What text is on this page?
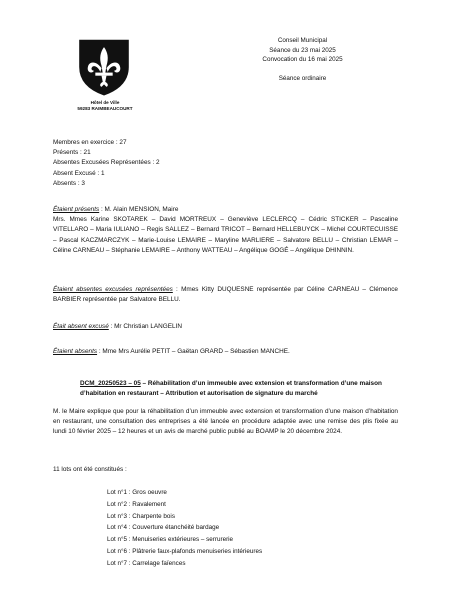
Hôtel de Ville
59283 RAIMBEAUCOURT
Conseil Municipal
Séance du 23 mai 2025
Convocation du 16 mai 2025
Séance ordinaire
Membres en exercice : 27
Présents : 21
Absentes Excusées Représentées : 2
Absent Excusé : 1
Absents : 3
Étaient présents : M. Alain MENSION, Maire

Mrs. Mmes Karine SKOTAREK – David MORTREUX – Geneviève LECLERCQ – Cédric STICKER – Pascaline VITELLARO – Maria IULIANO – Regis SALLEZ – Bernard TRICOT – Bernard HELLEBUYCK – Michel COURTECUISSE – Pascal KACZMARCZYK – Marie-Louise LEMAIRE – Maryline MARLIERE – Salvatore BELLU – Christian LEMAR – Céline CARNEAU – Stéphanie LEMAIRE – Anthony WATTEAU – Angélique GOGÉ – Angélique DHINNIN.

Étaient absentes excusées représentées : Mmes Kitty DUQUESNE représentée par Céline CARNEAU – Clémence BARBIER représentée par Salvatore BELLU.

Était absent excusé : Mr Christian LANGELIN

Étaient absents : Mme Mrs Aurélie PETIT – Gaëtan GRARD – Sébastien MANCHE.

DCM_20250523 – 05 – Réhabilitation d’un immeuble avec extension et transformation d’une maison d’habitation en restaurant – Attribution et autorisation de signature du marché

M. le Maire explique que pour la réhabilitation d’un immeuble avec extension et transformation d’une maison d’habitation en restaurant, une consultation des entreprises a été lancée en procédure adaptée avec une remise des plis fixée au lundi 10 février 2025 – 12 heures et un avis de marché public publié au BOAMP le 20 décembre 2024.

11 lots ont été constitués :
Lot n°1 : Gros oeuvre
Lot n°2 : Ravalement
Lot n°3 : Charpente bois
Lot n°4 : Couverture étanchéité bardage
Lot n°5 : Menuiseries extérieures – serrurerie
Lot n°6 : Plâtrerie faux-plafonds menuiseries intérieures
Lot n°7 : Carrelage faïences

* Task instructions *
Output the data above without changes, apart from leaving out the pictures.

* Solution for this exercise *
What text is on this page?
Hôtel de Ville
59283 RAIMBEAUCOURT
Conseil Municipal
Séance du 23 mai 2025
Convocation du 16 mai 2025
Séance ordinaire
Membres en exercice : 27
Présents : 21
Absentes Excusées Représentées : 2
Absent Excusé : 1
Absents : 3
Étaient présents : M. Alain MENSION, Maire

Mrs. Mmes Karine SKOTAREK – David MORTREUX – Geneviève LECLERCQ – Cédric STICKER – Pascaline VITELLARO – Maria IULIANO – Regis SALLEZ – Bernard TRICOT – Bernard HELLEBUYCK – Michel COURTECUISSE – Pascal KACZMARCZYK – Marie-Louise LEMAIRE – Maryline MARLIERE – Salvatore BELLU – Christian LEMAR – Céline CARNEAU – Stéphanie LEMAIRE – Anthony WATTEAU – Angélique GOGÉ – Angélique DHINNIN.

Étaient absentes excusées représentées : Mmes Kitty DUQUESNE représentée par Céline CARNEAU – Clémence BARBIER représentée par Salvatore BELLU.

Était absent excusé : Mr Christian LANGELIN

Étaient absents : Mme Mrs Aurélie PETIT – Gaëtan GRARD – Sébastien MANCHE.

DCM_20250523 – 05 – Réhabilitation d’un immeuble avec extension et transformation d’une maison d’habitation en restaurant – Attribution et autorisation de signature du marché

M. le Maire explique que pour la réhabilitation d’un immeuble avec extension et transformation d’une maison d’habitation en restaurant, une consultation des entreprises a été lancée en procédure adaptée avec une remise des plis fixée au lundi 10 février 2025 – 12 heures et un avis de marché public publié au BOAMP le 20 décembre 2024.

11 lots ont été constitués :
Lot n°1 : Gros oeuvre
Lot n°2 : Ravalement
Lot n°3 : Charpente bois
Lot n°4 : Couverture étanchéité bardage
Lot n°5 : Menuiseries extérieures – serrurerie
Lot n°6 : Plâtrerie faux-plafonds menuiseries intérieures
Lot n°7 : Carrelage faïences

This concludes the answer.